**INSTRUCTION:**
Gather up every line from the entries below that uses the word "name".

[begin STORED DATA]

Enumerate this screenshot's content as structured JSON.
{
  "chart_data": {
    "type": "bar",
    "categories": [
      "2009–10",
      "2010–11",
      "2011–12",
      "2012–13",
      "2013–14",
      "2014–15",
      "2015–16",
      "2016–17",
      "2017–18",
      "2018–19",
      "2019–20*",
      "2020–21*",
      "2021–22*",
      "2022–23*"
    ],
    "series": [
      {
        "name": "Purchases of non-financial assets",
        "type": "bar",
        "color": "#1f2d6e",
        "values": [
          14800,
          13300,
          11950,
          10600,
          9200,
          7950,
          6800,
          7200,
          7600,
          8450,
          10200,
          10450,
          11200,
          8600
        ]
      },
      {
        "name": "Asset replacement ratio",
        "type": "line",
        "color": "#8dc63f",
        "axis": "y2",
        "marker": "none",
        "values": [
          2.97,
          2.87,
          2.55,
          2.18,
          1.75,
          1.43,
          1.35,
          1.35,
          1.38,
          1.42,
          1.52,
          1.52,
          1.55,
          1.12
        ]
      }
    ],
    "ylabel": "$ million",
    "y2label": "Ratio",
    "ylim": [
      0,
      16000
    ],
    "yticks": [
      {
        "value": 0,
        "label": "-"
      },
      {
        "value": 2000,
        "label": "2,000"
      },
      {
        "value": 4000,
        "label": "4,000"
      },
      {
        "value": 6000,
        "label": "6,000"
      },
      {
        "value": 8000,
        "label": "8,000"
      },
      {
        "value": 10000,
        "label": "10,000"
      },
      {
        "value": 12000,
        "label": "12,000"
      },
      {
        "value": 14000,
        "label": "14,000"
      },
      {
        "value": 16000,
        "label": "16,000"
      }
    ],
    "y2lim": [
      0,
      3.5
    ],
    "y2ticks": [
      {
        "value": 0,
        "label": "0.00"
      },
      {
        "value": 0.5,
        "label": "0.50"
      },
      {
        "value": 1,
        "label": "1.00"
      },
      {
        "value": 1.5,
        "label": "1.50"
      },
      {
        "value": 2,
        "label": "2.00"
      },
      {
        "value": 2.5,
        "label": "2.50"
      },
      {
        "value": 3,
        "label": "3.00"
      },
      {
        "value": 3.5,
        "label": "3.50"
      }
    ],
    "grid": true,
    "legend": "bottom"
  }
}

[end STORED DATA]

**THE COMPLETED TASK:**
        "name": "Purchases of non-financial assets",
        "name": "Asset replacement ratio",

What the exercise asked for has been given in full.